*Records shown*:
=-=-=-=-=

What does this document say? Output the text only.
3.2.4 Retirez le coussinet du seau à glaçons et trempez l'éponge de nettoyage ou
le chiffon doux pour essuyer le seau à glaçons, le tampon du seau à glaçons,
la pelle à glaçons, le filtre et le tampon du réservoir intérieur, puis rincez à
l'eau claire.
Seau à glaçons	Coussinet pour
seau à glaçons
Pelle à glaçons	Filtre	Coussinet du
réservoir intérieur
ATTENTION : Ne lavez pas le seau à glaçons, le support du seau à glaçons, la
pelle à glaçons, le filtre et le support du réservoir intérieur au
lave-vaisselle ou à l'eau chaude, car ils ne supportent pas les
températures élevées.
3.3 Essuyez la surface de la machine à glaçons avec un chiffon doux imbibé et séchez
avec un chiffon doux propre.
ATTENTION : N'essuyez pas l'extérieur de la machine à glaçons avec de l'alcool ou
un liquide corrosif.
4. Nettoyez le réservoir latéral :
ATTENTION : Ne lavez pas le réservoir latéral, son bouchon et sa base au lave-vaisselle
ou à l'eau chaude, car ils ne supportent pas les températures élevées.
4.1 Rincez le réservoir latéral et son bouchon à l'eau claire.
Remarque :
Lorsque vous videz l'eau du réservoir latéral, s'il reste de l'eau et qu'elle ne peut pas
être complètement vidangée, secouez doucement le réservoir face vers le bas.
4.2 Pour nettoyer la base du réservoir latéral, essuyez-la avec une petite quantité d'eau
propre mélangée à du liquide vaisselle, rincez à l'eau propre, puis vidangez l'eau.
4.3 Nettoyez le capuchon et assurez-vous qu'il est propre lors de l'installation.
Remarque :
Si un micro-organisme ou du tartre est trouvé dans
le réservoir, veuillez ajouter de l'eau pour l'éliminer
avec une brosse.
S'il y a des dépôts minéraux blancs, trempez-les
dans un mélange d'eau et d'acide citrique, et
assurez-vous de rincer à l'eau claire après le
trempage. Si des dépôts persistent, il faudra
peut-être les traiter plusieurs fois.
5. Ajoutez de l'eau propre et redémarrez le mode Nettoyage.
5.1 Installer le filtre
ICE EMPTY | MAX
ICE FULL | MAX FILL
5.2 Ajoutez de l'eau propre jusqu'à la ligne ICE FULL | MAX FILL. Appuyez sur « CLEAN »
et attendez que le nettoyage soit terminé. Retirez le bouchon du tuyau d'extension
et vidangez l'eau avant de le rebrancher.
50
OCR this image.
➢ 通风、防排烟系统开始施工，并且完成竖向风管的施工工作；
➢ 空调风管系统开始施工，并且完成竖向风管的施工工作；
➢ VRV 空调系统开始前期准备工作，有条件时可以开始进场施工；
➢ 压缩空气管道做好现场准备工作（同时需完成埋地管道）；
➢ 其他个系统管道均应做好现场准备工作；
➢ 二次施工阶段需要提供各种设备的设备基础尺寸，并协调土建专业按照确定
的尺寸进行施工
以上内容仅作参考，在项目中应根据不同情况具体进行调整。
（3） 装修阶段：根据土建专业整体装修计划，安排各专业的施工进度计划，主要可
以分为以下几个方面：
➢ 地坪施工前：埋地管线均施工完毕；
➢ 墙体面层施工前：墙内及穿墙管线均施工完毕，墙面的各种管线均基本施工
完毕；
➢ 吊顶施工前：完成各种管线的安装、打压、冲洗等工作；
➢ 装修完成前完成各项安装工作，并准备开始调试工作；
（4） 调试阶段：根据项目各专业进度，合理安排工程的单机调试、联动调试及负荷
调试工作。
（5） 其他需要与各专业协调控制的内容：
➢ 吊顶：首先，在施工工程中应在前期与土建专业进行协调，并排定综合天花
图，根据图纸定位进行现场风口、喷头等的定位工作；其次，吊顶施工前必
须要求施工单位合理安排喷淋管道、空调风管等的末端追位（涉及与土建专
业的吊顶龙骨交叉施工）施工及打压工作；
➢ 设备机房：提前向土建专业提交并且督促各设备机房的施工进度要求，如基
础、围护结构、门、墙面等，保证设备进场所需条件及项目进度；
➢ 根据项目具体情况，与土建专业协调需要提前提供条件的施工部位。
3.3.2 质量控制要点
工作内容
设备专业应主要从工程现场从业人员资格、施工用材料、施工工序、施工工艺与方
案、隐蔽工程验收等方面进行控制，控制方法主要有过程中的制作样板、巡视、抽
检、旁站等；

=-=-=-=-=

*Task statement*: Pull out each line of the records holding the string "chaude".

*Correct response*:
lave-vaisselle ou à l'eau chaude, car ils ne supportent pas les
ou à l'eau chaude, car ils ne supportent pas les températures élevées.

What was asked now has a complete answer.